▶ _EXERCISE_:
In your copy, reproduce the entries exactly as they are, minus the images.

## begin SUPPLIED MATERIAL

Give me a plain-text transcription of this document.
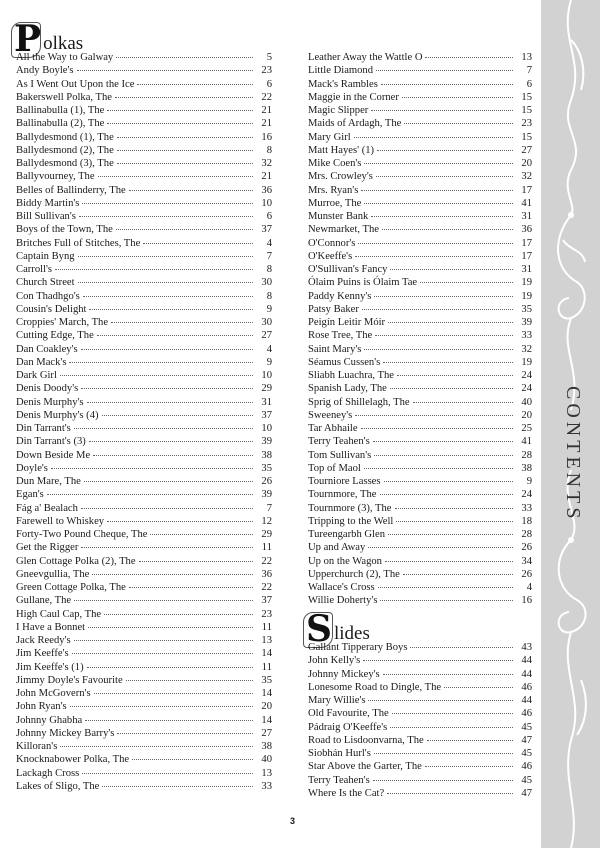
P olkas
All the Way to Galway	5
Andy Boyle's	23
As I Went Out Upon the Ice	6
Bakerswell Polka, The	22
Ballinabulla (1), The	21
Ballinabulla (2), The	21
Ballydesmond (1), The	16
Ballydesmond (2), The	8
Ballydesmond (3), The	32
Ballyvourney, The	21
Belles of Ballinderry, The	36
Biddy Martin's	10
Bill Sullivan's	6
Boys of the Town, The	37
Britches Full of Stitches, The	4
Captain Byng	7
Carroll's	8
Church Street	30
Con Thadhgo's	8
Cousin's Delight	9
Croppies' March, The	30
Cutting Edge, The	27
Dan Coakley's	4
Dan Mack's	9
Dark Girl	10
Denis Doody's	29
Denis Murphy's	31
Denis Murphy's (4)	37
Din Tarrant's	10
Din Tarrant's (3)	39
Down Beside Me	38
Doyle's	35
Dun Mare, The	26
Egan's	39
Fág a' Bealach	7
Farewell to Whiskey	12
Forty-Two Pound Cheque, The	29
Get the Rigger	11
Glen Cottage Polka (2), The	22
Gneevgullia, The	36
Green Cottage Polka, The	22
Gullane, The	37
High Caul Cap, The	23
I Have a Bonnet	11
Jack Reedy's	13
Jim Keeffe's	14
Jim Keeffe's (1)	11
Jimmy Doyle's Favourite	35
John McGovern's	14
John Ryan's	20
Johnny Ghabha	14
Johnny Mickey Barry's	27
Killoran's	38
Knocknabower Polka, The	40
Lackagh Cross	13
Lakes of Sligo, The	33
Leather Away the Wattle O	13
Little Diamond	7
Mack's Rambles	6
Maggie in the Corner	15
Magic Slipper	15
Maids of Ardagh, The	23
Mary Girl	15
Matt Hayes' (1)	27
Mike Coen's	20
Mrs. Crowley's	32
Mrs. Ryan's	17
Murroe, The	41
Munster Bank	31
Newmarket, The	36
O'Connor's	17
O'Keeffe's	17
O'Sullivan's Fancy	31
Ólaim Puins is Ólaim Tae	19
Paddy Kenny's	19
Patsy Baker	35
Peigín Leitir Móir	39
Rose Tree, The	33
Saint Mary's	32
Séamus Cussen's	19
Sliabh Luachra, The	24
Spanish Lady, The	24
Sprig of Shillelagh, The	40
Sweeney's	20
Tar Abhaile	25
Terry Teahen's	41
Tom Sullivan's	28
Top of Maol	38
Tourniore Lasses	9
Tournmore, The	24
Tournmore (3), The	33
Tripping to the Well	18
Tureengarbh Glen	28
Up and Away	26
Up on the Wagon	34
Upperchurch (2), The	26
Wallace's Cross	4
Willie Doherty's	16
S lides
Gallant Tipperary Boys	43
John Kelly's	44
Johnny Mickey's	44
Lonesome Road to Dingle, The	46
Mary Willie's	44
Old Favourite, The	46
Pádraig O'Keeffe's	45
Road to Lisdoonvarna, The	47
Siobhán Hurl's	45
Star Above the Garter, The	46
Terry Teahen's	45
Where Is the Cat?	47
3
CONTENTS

## end SUPPLIED MATERIAL

▶ _OUTPUT BELOW_:
Give me a plain-text transcription of this document.
P olkas
All the Way to Galway	5
Andy Boyle's	23
As I Went Out Upon the Ice	6
Bakerswell Polka, The	22
Ballinabulla (1), The	21
Ballinabulla (2), The	21
Ballydesmond (1), The	16
Ballydesmond (2), The	8
Ballydesmond (3), The	32
Ballyvourney, The	21
Belles of Ballinderry, The	36
Biddy Martin's	10
Bill Sullivan's	6
Boys of the Town, The	37
Britches Full of Stitches, The	4
Captain Byng	7
Carroll's	8
Church Street	30
Con Thadhgo's	8
Cousin's Delight	9
Croppies' March, The	30
Cutting Edge, The	27
Dan Coakley's	4
Dan Mack's	9
Dark Girl	10
Denis Doody's	29
Denis Murphy's	31
Denis Murphy's (4)	37
Din Tarrant's	10
Din Tarrant's (3)	39
Down Beside Me	38
Doyle's	35
Dun Mare, The	26
Egan's	39
Fág a' Bealach	7
Farewell to Whiskey	12
Forty-Two Pound Cheque, The	29
Get the Rigger	11
Glen Cottage Polka (2), The	22
Gneevgullia, The	36
Green Cottage Polka, The	22
Gullane, The	37
High Caul Cap, The	23
I Have a Bonnet	11
Jack Reedy's	13
Jim Keeffe's	14
Jim Keeffe's (1)	11
Jimmy Doyle's Favourite	35
John McGovern's	14
John Ryan's	20
Johnny Ghabha	14
Johnny Mickey Barry's	27
Killoran's	38
Knocknabower Polka, The	40
Lackagh Cross	13
Lakes of Sligo, The	33
Leather Away the Wattle O	13
Little Diamond	7
Mack's Rambles	6
Maggie in the Corner	15
Magic Slipper	15
Maids of Ardagh, The	23
Mary Girl	15
Matt Hayes' (1)	27
Mike Coen's	20
Mrs. Crowley's	32
Mrs. Ryan's	17
Murroe, The	41
Munster Bank	31
Newmarket, The	36
O'Connor's	17
O'Keeffe's	17
O'Sullivan's Fancy	31
Ólaim Puins is Ólaim Tae	19
Paddy Kenny's	19
Patsy Baker	35
Peigín Leitir Móir	39
Rose Tree, The	33
Saint Mary's	32
Séamus Cussen's	19
Sliabh Luachra, The	24
Spanish Lady, The	24
Sprig of Shillelagh, The	40
Sweeney's	20
Tar Abhaile	25
Terry Teahen's	41
Tom Sullivan's	28
Top of Maol	38
Tourniore Lasses	9
Tournmore, The	24
Tournmore (3), The	33
Tripping to the Well	18
Tureengarbh Glen	28
Up and Away	26
Up on the Wagon	34
Upperchurch (2), The	26
Wallace's Cross	4
Willie Doherty's	16
S lides
Gallant Tipperary Boys	43
John Kelly's	44
Johnny Mickey's	44
Lonesome Road to Dingle, The	46
Mary Willie's	44
Old Favourite, The	46
Pádraig O'Keeffe's	45
Road to Lisdoonvarna, The	47
Siobhán Hurl's	45
Star Above the Garter, The	46
Terry Teahen's	45
Where Is the Cat?	47
3
CONTENTS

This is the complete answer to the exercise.